### What is asked
Restate the full set of records exactly, without adding or dropping a word.

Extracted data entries
⟨

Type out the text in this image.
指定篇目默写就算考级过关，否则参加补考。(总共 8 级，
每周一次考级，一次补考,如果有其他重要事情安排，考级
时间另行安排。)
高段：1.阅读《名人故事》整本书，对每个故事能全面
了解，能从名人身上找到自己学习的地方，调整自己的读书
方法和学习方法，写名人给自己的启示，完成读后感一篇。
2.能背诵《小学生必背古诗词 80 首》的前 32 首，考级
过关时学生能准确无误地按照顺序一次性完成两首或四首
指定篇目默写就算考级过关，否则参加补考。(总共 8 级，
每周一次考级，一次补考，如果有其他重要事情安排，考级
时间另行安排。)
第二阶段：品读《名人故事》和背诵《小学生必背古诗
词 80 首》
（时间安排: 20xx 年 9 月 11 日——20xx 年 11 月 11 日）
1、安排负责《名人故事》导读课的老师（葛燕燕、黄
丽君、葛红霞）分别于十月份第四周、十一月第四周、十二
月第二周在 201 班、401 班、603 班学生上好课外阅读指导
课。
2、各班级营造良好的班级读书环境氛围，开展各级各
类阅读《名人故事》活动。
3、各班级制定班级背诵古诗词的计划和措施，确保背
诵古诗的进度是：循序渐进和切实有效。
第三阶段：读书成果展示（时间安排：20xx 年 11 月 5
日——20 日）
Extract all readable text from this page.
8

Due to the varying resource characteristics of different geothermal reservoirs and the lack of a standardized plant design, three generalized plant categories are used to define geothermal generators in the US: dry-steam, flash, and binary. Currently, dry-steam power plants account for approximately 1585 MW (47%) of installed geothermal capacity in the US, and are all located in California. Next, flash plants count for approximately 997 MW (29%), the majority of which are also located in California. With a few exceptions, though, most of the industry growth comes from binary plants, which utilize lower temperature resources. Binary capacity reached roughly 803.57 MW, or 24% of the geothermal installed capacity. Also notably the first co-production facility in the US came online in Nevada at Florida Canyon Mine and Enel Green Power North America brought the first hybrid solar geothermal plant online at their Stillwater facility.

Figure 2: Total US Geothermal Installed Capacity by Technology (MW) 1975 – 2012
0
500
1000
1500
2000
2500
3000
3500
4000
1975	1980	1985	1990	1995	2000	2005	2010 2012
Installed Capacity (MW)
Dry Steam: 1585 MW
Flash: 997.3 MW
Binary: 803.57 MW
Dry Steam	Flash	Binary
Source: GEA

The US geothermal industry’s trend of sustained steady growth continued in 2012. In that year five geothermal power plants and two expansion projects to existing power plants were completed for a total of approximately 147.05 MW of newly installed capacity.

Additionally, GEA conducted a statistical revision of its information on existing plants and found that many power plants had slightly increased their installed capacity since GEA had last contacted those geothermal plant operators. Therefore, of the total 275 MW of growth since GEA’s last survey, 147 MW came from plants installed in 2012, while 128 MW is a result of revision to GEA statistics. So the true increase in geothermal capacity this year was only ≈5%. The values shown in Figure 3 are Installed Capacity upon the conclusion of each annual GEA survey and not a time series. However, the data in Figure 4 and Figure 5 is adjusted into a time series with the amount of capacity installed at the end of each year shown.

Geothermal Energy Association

⟩

### Completed exercise
Type out the text in this image.
指定篇目默写就算考级过关，否则参加补考。(总共 8 级，
每周一次考级，一次补考,如果有其他重要事情安排，考级
时间另行安排。)
高段：1.阅读《名人故事》整本书，对每个故事能全面
了解，能从名人身上找到自己学习的地方，调整自己的读书
方法和学习方法，写名人给自己的启示，完成读后感一篇。
2.能背诵《小学生必背古诗词 80 首》的前 32 首，考级
过关时学生能准确无误地按照顺序一次性完成两首或四首
指定篇目默写就算考级过关，否则参加补考。(总共 8 级，
每周一次考级，一次补考，如果有其他重要事情安排，考级
时间另行安排。)
第二阶段：品读《名人故事》和背诵《小学生必背古诗
词 80 首》
（时间安排: 20xx 年 9 月 11 日——20xx 年 11 月 11 日）
1、安排负责《名人故事》导读课的老师（葛燕燕、黄
丽君、葛红霞）分别于十月份第四周、十一月第四周、十二
月第二周在 201 班、401 班、603 班学生上好课外阅读指导
课。
2、各班级营造良好的班级读书环境氛围，开展各级各
类阅读《名人故事》活动。
3、各班级制定班级背诵古诗词的计划和措施，确保背
诵古诗的进度是：循序渐进和切实有效。
第三阶段：读书成果展示（时间安排：20xx 年 11 月 5
日——20 日）
Extract all readable text from this page.
8

Due to the varying resource characteristics of different geothermal reservoirs and the lack of a standardized plant design, three generalized plant categories are used to define geothermal generators in the US: dry-steam, flash, and binary. Currently, dry-steam power plants account for approximately 1585 MW (47%) of installed geothermal capacity in the US, and are all located in California. Next, flash plants count for approximately 997 MW (29%), the majority of which are also located in California. With a few exceptions, though, most of the industry growth comes from binary plants, which utilize lower temperature resources. Binary capacity reached roughly 803.57 MW, or 24% of the geothermal installed capacity. Also notably the first co-production facility in the US came online in Nevada at Florida Canyon Mine and Enel Green Power North America brought the first hybrid solar geothermal plant online at their Stillwater facility.

Figure 2: Total US Geothermal Installed Capacity by Technology (MW) 1975 – 2012
0
500
1000
1500
2000
2500
3000
3500
4000
1975	1980	1985	1990	1995	2000	2005	2010 2012
Installed Capacity (MW)
Dry Steam: 1585 MW
Flash: 997.3 MW
Binary: 803.57 MW
Dry Steam	Flash	Binary
Source: GEA

The US geothermal industry’s trend of sustained steady growth continued in 2012. In that year five geothermal power plants and two expansion projects to existing power plants were completed for a total of approximately 147.05 MW of newly installed capacity.

Additionally, GEA conducted a statistical revision of its information on existing plants and found that many power plants had slightly increased their installed capacity since GEA had last contacted those geothermal plant operators. Therefore, of the total 275 MW of growth since GEA’s last survey, 147 MW came from plants installed in 2012, while 128 MW is a result of revision to GEA statistics. So the true increase in geothermal capacity this year was only ≈5%. The values shown in Figure 3 are Installed Capacity upon the conclusion of each annual GEA survey and not a time series. However, the data in Figure 4 and Figure 5 is adjusted into a time series with the amount of capacity installed at the end of each year shown.

Geothermal Energy Association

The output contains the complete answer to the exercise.